(Records from a data collection):

■ ■ ■ ■

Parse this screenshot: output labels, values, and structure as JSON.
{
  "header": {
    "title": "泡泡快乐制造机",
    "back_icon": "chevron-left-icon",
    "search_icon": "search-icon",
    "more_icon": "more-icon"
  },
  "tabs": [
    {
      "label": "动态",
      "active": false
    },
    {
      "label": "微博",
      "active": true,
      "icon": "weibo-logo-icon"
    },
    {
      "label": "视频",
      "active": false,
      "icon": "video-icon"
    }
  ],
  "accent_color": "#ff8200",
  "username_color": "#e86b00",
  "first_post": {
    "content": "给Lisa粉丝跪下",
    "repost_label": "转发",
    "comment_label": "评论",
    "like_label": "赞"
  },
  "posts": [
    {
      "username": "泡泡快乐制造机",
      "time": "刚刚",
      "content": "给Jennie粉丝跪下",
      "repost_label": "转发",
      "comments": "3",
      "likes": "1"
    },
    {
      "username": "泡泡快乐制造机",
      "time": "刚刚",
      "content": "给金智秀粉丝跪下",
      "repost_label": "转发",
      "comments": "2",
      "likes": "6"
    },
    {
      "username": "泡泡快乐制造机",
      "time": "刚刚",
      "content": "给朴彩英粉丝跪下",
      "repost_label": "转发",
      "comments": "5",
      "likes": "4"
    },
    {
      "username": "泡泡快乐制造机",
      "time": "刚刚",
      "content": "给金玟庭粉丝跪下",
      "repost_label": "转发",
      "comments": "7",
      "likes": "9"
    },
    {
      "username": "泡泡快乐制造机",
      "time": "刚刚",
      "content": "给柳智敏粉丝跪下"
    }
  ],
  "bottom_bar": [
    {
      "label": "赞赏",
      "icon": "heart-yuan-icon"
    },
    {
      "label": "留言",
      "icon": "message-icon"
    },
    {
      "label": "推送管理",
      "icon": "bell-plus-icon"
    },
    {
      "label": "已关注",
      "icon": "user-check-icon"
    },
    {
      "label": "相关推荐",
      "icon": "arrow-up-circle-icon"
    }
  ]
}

■ ■ ■ ■

(Task objective): Hand back the material above in full, exactly as written.

(Exercise solution):
Parse this screenshot: output labels, values, and structure as JSON.
{
  "header": {
    "title": "泡泡快乐制造机",
    "back_icon": "chevron-left-icon",
    "search_icon": "search-icon",
    "more_icon": "more-icon"
  },
  "tabs": [
    {
      "label": "动态",
      "active": false
    },
    {
      "label": "微博",
      "active": true,
      "icon": "weibo-logo-icon"
    },
    {
      "label": "视频",
      "active": false,
      "icon": "video-icon"
    }
  ],
  "accent_color": "#ff8200",
  "username_color": "#e86b00",
  "first_post": {
    "content": "给Lisa粉丝跪下",
    "repost_label": "转发",
    "comment_label": "评论",
    "like_label": "赞"
  },
  "posts": [
    {
      "username": "泡泡快乐制造机",
      "time": "刚刚",
      "content": "给Jennie粉丝跪下",
      "repost_label": "转发",
      "comments": "3",
      "likes": "1"
    },
    {
      "username": "泡泡快乐制造机",
      "time": "刚刚",
      "content": "给金智秀粉丝跪下",
      "repost_label": "转发",
      "comments": "2",
      "likes": "6"
    },
    {
      "username": "泡泡快乐制造机",
      "time": "刚刚",
      "content": "给朴彩英粉丝跪下",
      "repost_label": "转发",
      "comments": "5",
      "likes": "4"
    },
    {
      "username": "泡泡快乐制造机",
      "time": "刚刚",
      "content": "给金玟庭粉丝跪下",
      "repost_label": "转发",
      "comments": "7",
      "likes": "9"
    },
    {
      "username": "泡泡快乐制造机",
      "time": "刚刚",
      "content": "给柳智敏粉丝跪下"
    }
  ],
  "bottom_bar": [
    {
      "label": "赞赏",
      "icon": "heart-yuan-icon"
    },
    {
      "label": "留言",
      "icon": "message-icon"
    },
    {
      "label": "推送管理",
      "icon": "bell-plus-icon"
    },
    {
      "label": "已关注",
      "icon": "user-check-icon"
    },
    {
      "label": "相关推荐",
      "icon": "arrow-up-circle-icon"
    }
  ]
}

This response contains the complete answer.